AIM OF THE EXERCISE
Write the material out again in full, exactly.

EXCERPTED DATA
-=-=-

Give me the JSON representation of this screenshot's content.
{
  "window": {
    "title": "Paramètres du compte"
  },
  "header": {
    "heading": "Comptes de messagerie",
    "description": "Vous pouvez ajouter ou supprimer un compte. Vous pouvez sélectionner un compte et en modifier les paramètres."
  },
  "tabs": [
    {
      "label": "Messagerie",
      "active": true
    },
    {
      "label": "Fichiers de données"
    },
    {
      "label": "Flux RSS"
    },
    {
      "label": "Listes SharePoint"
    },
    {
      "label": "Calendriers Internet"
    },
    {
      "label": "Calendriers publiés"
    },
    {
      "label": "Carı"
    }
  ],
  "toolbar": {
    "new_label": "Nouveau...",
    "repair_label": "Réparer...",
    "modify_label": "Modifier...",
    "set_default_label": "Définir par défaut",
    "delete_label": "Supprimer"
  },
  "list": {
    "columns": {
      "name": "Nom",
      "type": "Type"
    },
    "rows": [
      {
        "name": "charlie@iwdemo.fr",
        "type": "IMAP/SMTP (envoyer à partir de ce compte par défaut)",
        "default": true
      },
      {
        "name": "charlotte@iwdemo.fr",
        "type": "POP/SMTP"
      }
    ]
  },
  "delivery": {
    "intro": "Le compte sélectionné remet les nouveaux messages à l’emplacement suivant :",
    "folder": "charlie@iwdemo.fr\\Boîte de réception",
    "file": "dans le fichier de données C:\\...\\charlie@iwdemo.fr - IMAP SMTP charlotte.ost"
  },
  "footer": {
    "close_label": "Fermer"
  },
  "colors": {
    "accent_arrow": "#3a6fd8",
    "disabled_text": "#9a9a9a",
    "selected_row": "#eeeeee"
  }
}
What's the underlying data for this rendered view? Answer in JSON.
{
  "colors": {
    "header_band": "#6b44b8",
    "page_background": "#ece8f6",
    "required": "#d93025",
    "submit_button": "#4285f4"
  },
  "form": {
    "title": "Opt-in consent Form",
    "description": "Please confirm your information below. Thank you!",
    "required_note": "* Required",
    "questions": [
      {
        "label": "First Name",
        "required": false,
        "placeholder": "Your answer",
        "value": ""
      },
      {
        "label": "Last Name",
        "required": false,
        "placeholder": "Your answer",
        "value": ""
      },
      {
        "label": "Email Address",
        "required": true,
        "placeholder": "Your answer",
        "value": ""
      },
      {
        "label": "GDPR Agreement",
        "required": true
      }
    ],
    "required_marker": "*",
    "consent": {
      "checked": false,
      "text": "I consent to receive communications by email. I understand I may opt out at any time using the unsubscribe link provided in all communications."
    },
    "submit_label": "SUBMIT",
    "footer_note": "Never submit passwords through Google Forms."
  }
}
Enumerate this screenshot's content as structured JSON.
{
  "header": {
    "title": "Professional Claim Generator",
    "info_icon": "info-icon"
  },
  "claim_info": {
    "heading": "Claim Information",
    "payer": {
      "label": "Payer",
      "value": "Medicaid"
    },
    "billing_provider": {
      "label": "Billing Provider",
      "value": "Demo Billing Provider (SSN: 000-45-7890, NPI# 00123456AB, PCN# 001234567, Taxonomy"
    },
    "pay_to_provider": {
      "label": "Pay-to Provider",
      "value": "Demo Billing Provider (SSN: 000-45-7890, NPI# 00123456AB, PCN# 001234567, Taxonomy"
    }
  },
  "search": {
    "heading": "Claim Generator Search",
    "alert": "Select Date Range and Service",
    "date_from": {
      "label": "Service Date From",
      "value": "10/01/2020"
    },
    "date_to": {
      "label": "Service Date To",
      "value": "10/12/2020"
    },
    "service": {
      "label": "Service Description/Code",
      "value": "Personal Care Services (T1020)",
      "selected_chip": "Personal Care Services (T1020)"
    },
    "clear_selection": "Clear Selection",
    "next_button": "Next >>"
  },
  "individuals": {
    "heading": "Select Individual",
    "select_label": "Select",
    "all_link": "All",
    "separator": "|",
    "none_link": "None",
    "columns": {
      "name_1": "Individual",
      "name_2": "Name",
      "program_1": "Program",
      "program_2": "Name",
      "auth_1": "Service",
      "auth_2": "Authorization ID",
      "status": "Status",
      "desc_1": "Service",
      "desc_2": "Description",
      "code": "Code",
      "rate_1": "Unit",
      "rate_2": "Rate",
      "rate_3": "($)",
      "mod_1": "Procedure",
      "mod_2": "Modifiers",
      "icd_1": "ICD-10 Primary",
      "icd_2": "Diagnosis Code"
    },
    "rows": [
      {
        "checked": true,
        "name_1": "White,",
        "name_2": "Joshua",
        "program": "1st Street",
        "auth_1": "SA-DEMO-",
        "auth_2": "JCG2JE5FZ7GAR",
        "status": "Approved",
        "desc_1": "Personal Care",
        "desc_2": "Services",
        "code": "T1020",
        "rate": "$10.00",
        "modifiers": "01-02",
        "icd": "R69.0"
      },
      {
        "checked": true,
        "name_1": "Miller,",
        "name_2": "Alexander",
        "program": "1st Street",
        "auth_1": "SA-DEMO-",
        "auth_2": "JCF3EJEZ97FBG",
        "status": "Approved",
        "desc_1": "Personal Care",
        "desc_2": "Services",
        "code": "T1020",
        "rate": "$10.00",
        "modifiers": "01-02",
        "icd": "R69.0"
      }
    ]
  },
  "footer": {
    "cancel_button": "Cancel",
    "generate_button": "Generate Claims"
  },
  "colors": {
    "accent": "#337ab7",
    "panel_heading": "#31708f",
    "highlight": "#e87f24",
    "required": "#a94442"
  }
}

-=-=-

RESULT
Give me the JSON representation of this screenshot's content.
{
  "window": {
    "title": "Paramètres du compte"
  },
  "header": {
    "heading": "Comptes de messagerie",
    "description": "Vous pouvez ajouter ou supprimer un compte. Vous pouvez sélectionner un compte et en modifier les paramètres."
  },
  "tabs": [
    {
      "label": "Messagerie",
      "active": true
    },
    {
      "label": "Fichiers de données"
    },
    {
      "label": "Flux RSS"
    },
    {
      "label": "Listes SharePoint"
    },
    {
      "label": "Calendriers Internet"
    },
    {
      "label": "Calendriers publiés"
    },
    {
      "label": "Carı"
    }
  ],
  "toolbar": {
    "new_label": "Nouveau...",
    "repair_label": "Réparer...",
    "modify_label": "Modifier...",
    "set_default_label": "Définir par défaut",
    "delete_label": "Supprimer"
  },
  "list": {
    "columns": {
      "name": "Nom",
      "type": "Type"
    },
    "rows": [
      {
        "name": "charlie@iwdemo.fr",
        "type": "IMAP/SMTP (envoyer à partir de ce compte par défaut)",
        "default": true
      },
      {
        "name": "charlotte@iwdemo.fr",
        "type": "POP/SMTP"
      }
    ]
  },
  "delivery": {
    "intro": "Le compte sélectionné remet les nouveaux messages à l’emplacement suivant :",
    "folder": "charlie@iwdemo.fr\\Boîte de réception",
    "file": "dans le fichier de données C:\\...\\charlie@iwdemo.fr - IMAP SMTP charlotte.ost"
  },
  "footer": {
    "close_label": "Fermer"
  },
  "colors": {
    "accent_arrow": "#3a6fd8",
    "disabled_text": "#9a9a9a",
    "selected_row": "#eeeeee"
  }
}
What's the underlying data for this rendered view? Answer in JSON.
{
  "colors": {
    "header_band": "#6b44b8",
    "page_background": "#ece8f6",
    "required": "#d93025",
    "submit_button": "#4285f4"
  },
  "form": {
    "title": "Opt-in consent Form",
    "description": "Please confirm your information below. Thank you!",
    "required_note": "* Required",
    "questions": [
      {
        "label": "First Name",
        "required": false,
        "placeholder": "Your answer",
        "value": ""
      },
      {
        "label": "Last Name",
        "required": false,
        "placeholder": "Your answer",
        "value": ""
      },
      {
        "label": "Email Address",
        "required": true,
        "placeholder": "Your answer",
        "value": ""
      },
      {
        "label": "GDPR Agreement",
        "required": true
      }
    ],
    "required_marker": "*",
    "consent": {
      "checked": false,
      "text": "I consent to receive communications by email. I understand I may opt out at any time using the unsubscribe link provided in all communications."
    },
    "submit_label": "SUBMIT",
    "footer_note": "Never submit passwords through Google Forms."
  }
}
Enumerate this screenshot's content as structured JSON.
{
  "header": {
    "title": "Professional Claim Generator",
    "info_icon": "info-icon"
  },
  "claim_info": {
    "heading": "Claim Information",
    "payer": {
      "label": "Payer",
      "value": "Medicaid"
    },
    "billing_provider": {
      "label": "Billing Provider",
      "value": "Demo Billing Provider (SSN: 000-45-7890, NPI# 00123456AB, PCN# 001234567, Taxonomy"
    },
    "pay_to_provider": {
      "label": "Pay-to Provider",
      "value": "Demo Billing Provider (SSN: 000-45-7890, NPI# 00123456AB, PCN# 001234567, Taxonomy"
    }
  },
  "search": {
    "heading": "Claim Generator Search",
    "alert": "Select Date Range and Service",
    "date_from": {
      "label": "Service Date From",
      "value": "10/01/2020"
    },
    "date_to": {
      "label": "Service Date To",
      "value": "10/12/2020"
    },
    "service": {
      "label": "Service Description/Code",
      "value": "Personal Care Services (T1020)",
      "selected_chip": "Personal Care Services (T1020)"
    },
    "clear_selection": "Clear Selection",
    "next_button": "Next >>"
  },
  "individuals": {
    "heading": "Select Individual",
    "select_label": "Select",
    "all_link": "All",
    "separator": "|",
    "none_link": "None",
    "columns": {
      "name_1": "Individual",
      "name_2": "Name",
      "program_1": "Program",
      "program_2": "Name",
      "auth_1": "Service",
      "auth_2": "Authorization ID",
      "status": "Status",
      "desc_1": "Service",
      "desc_2": "Description",
      "code": "Code",
      "rate_1": "Unit",
      "rate_2": "Rate",
      "rate_3": "($)",
      "mod_1": "Procedure",
      "mod_2": "Modifiers",
      "icd_1": "ICD-10 Primary",
      "icd_2": "Diagnosis Code"
    },
    "rows": [
      {
        "checked": true,
        "name_1": "White,",
        "name_2": "Joshua",
        "program": "1st Street",
        "auth_1": "SA-DEMO-",
        "auth_2": "JCG2JE5FZ7GAR",
        "status": "Approved",
        "desc_1": "Personal Care",
        "desc_2": "Services",
        "code": "T1020",
        "rate": "$10.00",
        "modifiers": "01-02",
        "icd": "R69.0"
      },
      {
        "checked": true,
        "name_1": "Miller,",
        "name_2": "Alexander",
        "program": "1st Street",
        "auth_1": "SA-DEMO-",
        "auth_2": "JCF3EJEZ97FBG",
        "status": "Approved",
        "desc_1": "Personal Care",
        "desc_2": "Services",
        "code": "T1020",
        "rate": "$10.00",
        "modifiers": "01-02",
        "icd": "R69.0"
      }
    ]
  },
  "footer": {
    "cancel_button": "Cancel",
    "generate_button": "Generate Claims"
  },
  "colors": {
    "accent": "#337ab7",
    "panel_heading": "#31708f",
    "highlight": "#e87f24",
    "required": "#a94442"
  }
}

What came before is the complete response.